EXERCISE DESCRIPTION> Records follow. Pull out every line that contains "Prime".

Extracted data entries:

↓

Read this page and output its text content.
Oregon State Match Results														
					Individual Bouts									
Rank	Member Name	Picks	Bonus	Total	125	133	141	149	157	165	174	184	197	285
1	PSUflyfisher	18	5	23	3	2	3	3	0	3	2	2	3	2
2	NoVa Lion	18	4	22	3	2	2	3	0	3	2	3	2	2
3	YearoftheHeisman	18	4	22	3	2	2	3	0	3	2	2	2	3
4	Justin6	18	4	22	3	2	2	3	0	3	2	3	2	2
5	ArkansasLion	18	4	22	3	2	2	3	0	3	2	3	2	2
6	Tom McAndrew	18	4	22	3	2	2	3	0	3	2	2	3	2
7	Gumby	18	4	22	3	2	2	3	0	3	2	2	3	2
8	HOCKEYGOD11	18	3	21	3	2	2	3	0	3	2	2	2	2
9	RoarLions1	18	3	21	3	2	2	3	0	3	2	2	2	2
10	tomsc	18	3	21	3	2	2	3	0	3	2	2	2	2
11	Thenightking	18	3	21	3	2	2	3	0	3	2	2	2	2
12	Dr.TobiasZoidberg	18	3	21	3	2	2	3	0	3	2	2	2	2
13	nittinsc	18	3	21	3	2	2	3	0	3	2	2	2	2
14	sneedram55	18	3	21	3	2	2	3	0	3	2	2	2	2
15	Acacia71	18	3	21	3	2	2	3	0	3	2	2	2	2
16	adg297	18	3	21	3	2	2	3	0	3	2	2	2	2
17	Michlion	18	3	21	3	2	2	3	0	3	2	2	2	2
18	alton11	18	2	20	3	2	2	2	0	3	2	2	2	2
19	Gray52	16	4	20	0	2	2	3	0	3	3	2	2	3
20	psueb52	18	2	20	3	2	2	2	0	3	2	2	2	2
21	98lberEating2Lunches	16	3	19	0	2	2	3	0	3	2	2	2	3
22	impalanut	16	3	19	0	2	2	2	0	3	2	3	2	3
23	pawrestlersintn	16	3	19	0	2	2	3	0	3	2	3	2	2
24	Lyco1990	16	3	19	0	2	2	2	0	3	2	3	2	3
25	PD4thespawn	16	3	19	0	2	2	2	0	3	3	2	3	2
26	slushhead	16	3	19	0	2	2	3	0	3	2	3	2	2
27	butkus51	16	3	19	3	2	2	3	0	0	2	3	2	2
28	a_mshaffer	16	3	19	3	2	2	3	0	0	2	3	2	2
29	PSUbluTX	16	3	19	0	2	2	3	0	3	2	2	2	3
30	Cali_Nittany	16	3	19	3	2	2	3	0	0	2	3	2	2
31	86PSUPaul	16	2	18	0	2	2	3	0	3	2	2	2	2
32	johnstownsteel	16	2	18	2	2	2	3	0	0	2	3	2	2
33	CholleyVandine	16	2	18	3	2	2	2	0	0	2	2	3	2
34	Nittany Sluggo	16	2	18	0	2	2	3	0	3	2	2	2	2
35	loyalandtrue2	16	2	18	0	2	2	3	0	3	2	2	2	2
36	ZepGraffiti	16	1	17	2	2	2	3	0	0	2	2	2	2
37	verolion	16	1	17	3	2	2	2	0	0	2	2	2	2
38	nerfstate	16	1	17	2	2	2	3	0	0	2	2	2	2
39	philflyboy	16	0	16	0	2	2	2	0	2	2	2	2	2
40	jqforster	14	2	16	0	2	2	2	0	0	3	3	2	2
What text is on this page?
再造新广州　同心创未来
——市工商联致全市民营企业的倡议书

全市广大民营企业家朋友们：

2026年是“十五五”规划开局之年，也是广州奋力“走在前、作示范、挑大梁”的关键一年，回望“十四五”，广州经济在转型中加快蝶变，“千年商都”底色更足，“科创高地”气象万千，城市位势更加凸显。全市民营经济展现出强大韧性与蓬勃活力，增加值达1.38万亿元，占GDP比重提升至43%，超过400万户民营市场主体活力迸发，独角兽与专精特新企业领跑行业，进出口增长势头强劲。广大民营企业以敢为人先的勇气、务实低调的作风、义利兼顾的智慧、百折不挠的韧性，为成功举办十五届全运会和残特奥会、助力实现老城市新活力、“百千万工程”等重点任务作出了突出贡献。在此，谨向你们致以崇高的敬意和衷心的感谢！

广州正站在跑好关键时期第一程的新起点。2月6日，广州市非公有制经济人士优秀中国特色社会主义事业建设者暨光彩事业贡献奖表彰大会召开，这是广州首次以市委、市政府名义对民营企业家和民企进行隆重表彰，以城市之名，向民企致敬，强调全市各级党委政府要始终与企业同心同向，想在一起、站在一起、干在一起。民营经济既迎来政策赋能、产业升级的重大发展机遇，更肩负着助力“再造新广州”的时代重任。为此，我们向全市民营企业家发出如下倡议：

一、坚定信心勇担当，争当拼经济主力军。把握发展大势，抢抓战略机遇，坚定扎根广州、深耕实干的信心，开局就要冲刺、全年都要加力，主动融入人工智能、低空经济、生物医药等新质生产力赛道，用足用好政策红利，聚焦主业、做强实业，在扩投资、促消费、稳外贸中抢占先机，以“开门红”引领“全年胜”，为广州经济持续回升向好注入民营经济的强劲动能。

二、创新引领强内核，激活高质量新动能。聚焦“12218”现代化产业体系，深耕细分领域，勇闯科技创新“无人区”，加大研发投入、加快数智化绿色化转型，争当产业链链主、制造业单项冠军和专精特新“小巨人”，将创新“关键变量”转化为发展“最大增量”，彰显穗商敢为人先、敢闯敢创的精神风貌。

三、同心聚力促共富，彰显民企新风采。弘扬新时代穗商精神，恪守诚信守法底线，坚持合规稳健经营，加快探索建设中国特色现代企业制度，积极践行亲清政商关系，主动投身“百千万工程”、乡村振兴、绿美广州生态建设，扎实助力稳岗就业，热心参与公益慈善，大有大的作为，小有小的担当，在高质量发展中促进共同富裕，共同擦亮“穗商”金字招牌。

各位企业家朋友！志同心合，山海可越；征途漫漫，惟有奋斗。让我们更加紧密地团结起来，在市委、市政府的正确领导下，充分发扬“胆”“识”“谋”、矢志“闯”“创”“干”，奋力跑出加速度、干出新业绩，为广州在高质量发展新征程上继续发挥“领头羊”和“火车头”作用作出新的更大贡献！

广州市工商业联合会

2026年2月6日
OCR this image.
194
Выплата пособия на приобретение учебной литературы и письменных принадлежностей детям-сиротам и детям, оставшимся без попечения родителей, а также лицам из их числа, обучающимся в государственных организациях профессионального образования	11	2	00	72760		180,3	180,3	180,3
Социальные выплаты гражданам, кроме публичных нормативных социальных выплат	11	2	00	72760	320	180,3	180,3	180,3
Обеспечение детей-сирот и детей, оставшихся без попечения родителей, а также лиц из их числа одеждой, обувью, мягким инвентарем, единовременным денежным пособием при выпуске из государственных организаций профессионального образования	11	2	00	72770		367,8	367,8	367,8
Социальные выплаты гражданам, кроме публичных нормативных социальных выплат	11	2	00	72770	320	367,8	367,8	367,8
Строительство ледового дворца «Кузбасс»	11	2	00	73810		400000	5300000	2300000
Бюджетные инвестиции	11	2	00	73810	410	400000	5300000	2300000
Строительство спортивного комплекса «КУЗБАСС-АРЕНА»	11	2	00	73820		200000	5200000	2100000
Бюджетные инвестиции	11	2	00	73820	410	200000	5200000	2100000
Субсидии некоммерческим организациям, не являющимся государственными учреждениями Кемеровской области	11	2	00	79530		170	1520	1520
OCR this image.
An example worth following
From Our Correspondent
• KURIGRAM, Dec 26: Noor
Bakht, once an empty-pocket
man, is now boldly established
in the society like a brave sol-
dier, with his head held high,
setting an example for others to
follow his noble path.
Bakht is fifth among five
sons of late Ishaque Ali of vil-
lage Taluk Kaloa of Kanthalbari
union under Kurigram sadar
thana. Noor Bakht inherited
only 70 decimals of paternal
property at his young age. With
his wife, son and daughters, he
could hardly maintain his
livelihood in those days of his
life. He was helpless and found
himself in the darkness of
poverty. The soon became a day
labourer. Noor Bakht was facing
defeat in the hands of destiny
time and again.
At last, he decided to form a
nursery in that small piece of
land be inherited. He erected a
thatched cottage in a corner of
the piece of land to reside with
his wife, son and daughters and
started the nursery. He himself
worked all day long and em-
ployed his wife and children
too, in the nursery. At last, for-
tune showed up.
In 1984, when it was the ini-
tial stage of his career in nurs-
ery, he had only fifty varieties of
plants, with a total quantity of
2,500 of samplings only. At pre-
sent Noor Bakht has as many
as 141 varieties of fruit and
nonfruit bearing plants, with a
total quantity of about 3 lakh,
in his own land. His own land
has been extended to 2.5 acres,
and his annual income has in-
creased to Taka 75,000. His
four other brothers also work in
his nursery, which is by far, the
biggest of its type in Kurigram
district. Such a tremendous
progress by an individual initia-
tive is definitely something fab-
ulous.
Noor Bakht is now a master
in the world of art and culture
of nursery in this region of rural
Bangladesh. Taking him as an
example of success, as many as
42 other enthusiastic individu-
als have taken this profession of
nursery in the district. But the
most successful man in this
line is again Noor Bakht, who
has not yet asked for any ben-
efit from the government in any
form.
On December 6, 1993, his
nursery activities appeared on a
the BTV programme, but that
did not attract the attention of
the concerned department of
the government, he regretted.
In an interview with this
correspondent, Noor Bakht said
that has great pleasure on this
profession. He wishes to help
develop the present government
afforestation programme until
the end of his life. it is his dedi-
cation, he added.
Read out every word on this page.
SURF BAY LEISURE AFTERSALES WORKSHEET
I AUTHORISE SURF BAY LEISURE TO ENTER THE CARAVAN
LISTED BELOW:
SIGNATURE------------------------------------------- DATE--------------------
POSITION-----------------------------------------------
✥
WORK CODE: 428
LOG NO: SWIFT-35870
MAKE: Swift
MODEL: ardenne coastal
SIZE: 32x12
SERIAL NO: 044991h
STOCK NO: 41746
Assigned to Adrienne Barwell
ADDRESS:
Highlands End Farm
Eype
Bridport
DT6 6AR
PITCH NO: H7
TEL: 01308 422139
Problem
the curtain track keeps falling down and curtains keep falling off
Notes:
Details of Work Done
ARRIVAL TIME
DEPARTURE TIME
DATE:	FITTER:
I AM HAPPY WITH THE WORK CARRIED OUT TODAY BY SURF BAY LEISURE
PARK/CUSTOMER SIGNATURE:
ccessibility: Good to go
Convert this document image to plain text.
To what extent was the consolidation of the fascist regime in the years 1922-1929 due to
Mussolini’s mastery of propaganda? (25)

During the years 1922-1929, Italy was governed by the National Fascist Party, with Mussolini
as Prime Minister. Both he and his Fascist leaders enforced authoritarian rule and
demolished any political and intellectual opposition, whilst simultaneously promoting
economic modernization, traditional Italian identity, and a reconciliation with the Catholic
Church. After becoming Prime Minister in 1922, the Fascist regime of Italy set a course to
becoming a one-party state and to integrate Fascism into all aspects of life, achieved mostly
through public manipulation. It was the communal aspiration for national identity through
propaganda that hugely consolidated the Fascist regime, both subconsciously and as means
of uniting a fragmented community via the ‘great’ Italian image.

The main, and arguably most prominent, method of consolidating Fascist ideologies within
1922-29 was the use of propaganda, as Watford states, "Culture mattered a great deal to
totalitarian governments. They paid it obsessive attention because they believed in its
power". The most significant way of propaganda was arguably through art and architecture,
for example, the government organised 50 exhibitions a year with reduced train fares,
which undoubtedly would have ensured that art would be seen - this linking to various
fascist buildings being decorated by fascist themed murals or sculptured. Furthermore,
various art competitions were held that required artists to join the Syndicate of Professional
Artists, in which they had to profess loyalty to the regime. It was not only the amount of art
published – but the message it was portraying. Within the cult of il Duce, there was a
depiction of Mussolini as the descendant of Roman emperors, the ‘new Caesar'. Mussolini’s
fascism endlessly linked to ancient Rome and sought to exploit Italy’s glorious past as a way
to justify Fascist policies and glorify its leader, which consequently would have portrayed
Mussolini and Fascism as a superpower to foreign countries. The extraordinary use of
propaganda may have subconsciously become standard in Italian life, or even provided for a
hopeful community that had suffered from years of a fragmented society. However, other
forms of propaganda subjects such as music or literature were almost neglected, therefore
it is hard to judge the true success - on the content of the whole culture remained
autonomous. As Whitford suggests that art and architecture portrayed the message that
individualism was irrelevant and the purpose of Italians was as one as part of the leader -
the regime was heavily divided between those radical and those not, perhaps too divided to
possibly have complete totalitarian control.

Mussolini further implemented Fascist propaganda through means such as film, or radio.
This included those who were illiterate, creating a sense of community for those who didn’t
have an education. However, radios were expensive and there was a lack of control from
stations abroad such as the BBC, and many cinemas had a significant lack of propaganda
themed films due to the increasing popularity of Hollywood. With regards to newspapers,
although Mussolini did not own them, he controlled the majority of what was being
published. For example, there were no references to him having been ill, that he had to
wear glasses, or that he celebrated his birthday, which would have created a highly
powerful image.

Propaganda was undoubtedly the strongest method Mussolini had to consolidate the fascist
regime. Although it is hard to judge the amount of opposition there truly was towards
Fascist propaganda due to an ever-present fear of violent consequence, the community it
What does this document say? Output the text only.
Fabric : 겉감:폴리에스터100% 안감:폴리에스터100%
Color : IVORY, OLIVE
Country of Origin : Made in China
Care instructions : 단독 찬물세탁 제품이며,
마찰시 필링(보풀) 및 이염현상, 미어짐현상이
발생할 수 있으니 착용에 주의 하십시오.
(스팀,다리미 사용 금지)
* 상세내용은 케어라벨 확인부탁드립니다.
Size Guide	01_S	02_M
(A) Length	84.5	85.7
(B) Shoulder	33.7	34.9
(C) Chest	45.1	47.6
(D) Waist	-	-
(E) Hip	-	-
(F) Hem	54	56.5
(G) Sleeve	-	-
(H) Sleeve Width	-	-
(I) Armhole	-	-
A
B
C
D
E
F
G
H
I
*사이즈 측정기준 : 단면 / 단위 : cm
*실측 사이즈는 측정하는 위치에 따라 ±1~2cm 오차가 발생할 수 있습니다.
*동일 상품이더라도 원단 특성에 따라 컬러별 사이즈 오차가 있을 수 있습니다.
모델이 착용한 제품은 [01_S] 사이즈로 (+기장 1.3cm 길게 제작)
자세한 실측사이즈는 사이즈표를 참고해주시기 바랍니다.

↑

TASK RESPONSE>
as Prime Minister. Both he and his Fascist leaders enforced authoritarian rule and
Church. After becoming Prime Minister in 1922, the Fascist regime of Italy set a course to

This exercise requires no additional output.